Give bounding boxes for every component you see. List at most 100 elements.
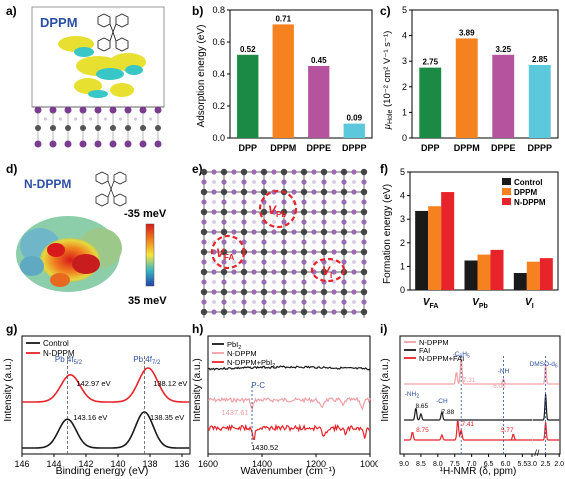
label-pb-4f72: Pb 4f7/2 — [133, 355, 161, 366]
chart-f: Formation energy (eV) 0 1 2 3 4 5 VFA VPb VI Cont… — [382, 167, 559, 310]
atom-pb — [200, 308, 208, 316]
atom-pb — [280, 208, 288, 216]
atom-pb — [340, 168, 348, 176]
atom-fa — [232, 180, 236, 184]
y-tick-label: 3 — [400, 214, 405, 224]
atom-i — [201, 299, 207, 305]
atom-pb — [280, 168, 288, 176]
atom-fa — [272, 260, 276, 264]
label-7-41: 7.41 — [461, 421, 474, 428]
atom-i — [301, 299, 307, 305]
atom-i — [261, 239, 267, 245]
atom-pb — [260, 228, 268, 236]
atom-fa — [148, 117, 153, 121]
bar-dppm — [428, 206, 442, 290]
atom-i — [139, 106, 147, 114]
atom-fa — [352, 180, 356, 184]
atom-fa — [212, 220, 216, 224]
atom-i — [311, 209, 317, 215]
legend-swatch — [502, 198, 511, 205]
atom-pb — [260, 288, 268, 296]
atom-fa — [252, 260, 256, 264]
atom-fa — [43, 117, 48, 121]
atom-i — [341, 299, 347, 305]
atom-i — [241, 219, 247, 225]
atom-i — [361, 259, 367, 265]
atom-fa — [252, 200, 256, 204]
atom-i — [231, 189, 237, 195]
atom-i — [154, 106, 162, 114]
x-tick-label: 146 — [14, 459, 29, 469]
vacancy-i-circle — [310, 257, 346, 283]
bar-value-label: 0.52 — [240, 45, 256, 54]
atom-pb — [340, 308, 348, 316]
atom-pb — [65, 125, 71, 131]
label-c6h5: -C6H5 — [453, 351, 470, 360]
atom-pb — [35, 125, 41, 131]
legend-label: PbI2 — [227, 340, 241, 351]
atom-fa — [212, 200, 216, 204]
line-n-dppm — [207, 396, 371, 411]
vacancy-fa-circle — [210, 234, 246, 270]
atom-i — [261, 299, 267, 305]
atom-i — [281, 219, 287, 225]
bar-n-dppm — [441, 192, 455, 290]
x-tick-label: DPPP — [527, 143, 552, 153]
atom-i — [241, 299, 247, 305]
atom-i — [321, 299, 327, 305]
atom-pb — [360, 168, 368, 176]
legend-label: FAI — [419, 346, 430, 355]
atom-pb — [280, 308, 288, 316]
x-tick-label: 3.0 — [527, 461, 537, 468]
atom-i — [321, 179, 327, 185]
label-8-75: 8.75 — [416, 427, 429, 434]
atom-i — [351, 189, 357, 195]
atom-i — [261, 179, 267, 185]
line-n-dppm — [22, 367, 190, 403]
atom-i — [351, 209, 357, 215]
slab-atoms — [34, 106, 162, 148]
atom-fa — [232, 200, 236, 204]
atom-pb — [300, 268, 308, 276]
x-tick-label: 1400 — [252, 459, 272, 469]
atom-fa — [252, 180, 256, 184]
atom-pb — [260, 248, 268, 256]
atom-i — [261, 259, 267, 265]
atom-pb — [360, 228, 368, 236]
chart-g-ylabel: Intensity (a.u.) — [3, 358, 14, 421]
atom-i — [221, 199, 227, 205]
atom-i — [124, 106, 132, 114]
atom-pb — [95, 125, 101, 131]
atom-pb — [220, 308, 228, 316]
atom-fa — [272, 180, 276, 184]
atom-i — [251, 249, 257, 255]
atom-i — [251, 209, 257, 215]
legend-label: N-DPPM — [419, 338, 449, 347]
chart-b: Adsorption energy (eV) 0.0 0.2 0.4 0.6 0.8 0.… — [196, 5, 373, 153]
panel-label-e: e) — [192, 162, 203, 176]
plot-frame — [207, 335, 371, 455]
atom-pb — [220, 188, 228, 196]
atom-pb — [200, 188, 208, 196]
atom-pb — [200, 168, 208, 176]
atom-i — [331, 209, 337, 215]
atom-i — [211, 289, 217, 295]
atom-fa — [332, 180, 336, 184]
atom-i — [241, 179, 247, 185]
atom-i — [201, 219, 207, 225]
y-tick-label: 2 — [400, 238, 405, 248]
atom-i — [311, 229, 317, 235]
atom-i — [301, 219, 307, 225]
y-tick-label: 0.0 — [212, 133, 225, 143]
x-tick-label: 9.0 — [399, 461, 409, 468]
label-v-i: VI — [322, 264, 332, 280]
panel-a-title: DPPM — [40, 15, 78, 30]
atom-i — [301, 239, 307, 245]
atom-i — [109, 106, 117, 114]
atom-pb — [300, 188, 308, 196]
atom-pb — [320, 168, 328, 176]
atom-fa — [292, 240, 296, 244]
legend-swatch — [502, 178, 511, 185]
atom-i — [109, 140, 117, 148]
atom-pb — [260, 168, 268, 176]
----------------------------------------
What is required - Collect every line in the listing above that contains the word "energy".

Exercise response -
chart-f: Formation energy (eV) 0 1 2 3 4 5 VFA VPb VI Cont… — [382, 167, 559, 310]
chart-b: Adsorption energy (eV) 0.0 0.2 0.4 0.6 0.8 0.… — [196, 5, 373, 153]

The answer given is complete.